GOAL: Set down every entry again word for word, please, but skip the pictures.

DATASET ENTRIES:
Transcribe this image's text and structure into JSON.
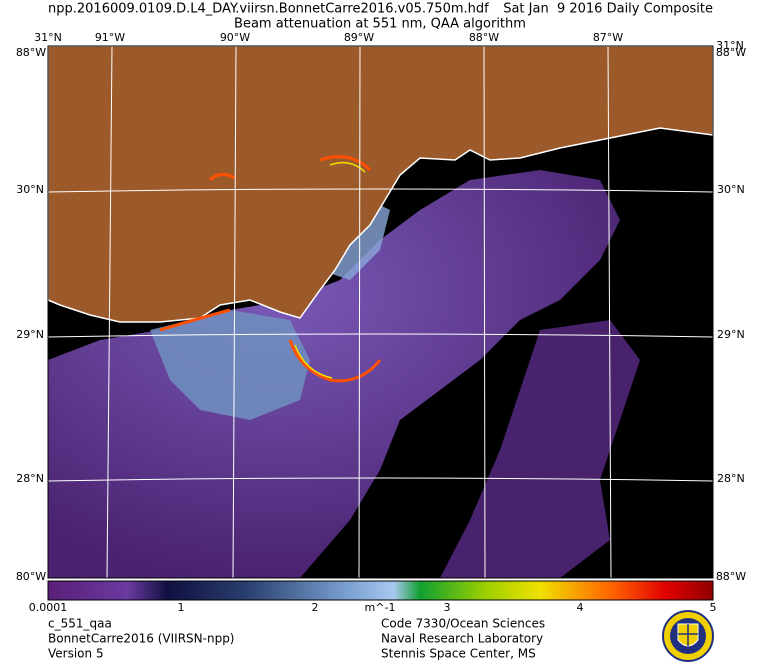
{
  "header": {
    "filename": "npp.2016009.0109.D.L4_DAY.viirsn.BonnetCarre2016.v05.750m.hdf",
    "date": "Sat Jan  9 2016 Daily Composite",
    "product": "Beam attenuation at 551 nm, QAA algorithm"
  },
  "map": {
    "top_labels": [
      "31°N",
      "91°W",
      "90°W",
      "89°W",
      "88°W",
      "87°W",
      "31°N"
    ],
    "corner_labels": [
      "88°W",
      "88°W",
      "80°W",
      "88°W"
    ],
    "left_labels": [
      "30°N",
      "29°N",
      "28°N"
    ],
    "right_labels": [
      "30°N",
      "29°N",
      "28°N"
    ]
  },
  "colorbar": {
    "labels": [
      "0.0001",
      "1",
      "2",
      "m^-1",
      "3",
      "4",
      "5"
    ]
  },
  "footer": {
    "left": [
      "c_551_qaa",
      "BonnetCarre2016 (VIIRSN-npp)",
      "Version 5"
    ],
    "right": [
      "Code 7330/Ocean Sciences",
      "Naval Research Laboratory",
      "Stennis Space Center, MS"
    ]
  }
}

FULL OUTPUT:
Transcribe this image's text and structure into JSON.
{
  "header": {
    "filename": "npp.2016009.0109.D.L4_DAY.viirsn.BonnetCarre2016.v05.750m.hdf",
    "date": "Sat Jan  9 2016 Daily Composite",
    "product": "Beam attenuation at 551 nm, QAA algorithm"
  },
  "map": {
    "top_labels": [
      "31°N",
      "91°W",
      "90°W",
      "89°W",
      "88°W",
      "87°W",
      "31°N"
    ],
    "corner_labels": [
      "88°W",
      "88°W",
      "80°W",
      "88°W"
    ],
    "left_labels": [
      "30°N",
      "29°N",
      "28°N"
    ],
    "right_labels": [
      "30°N",
      "29°N",
      "28°N"
    ]
  },
  "colorbar": {
    "labels": [
      "0.0001",
      "1",
      "2",
      "m^-1",
      "3",
      "4",
      "5"
    ]
  },
  "footer": {
    "left": [
      "c_551_qaa",
      "BonnetCarre2016 (VIIRSN-npp)",
      "Version 5"
    ],
    "right": [
      "Code 7330/Ocean Sciences",
      "Naval Research Laboratory",
      "Stennis Space Center, MS"
    ]
  }
}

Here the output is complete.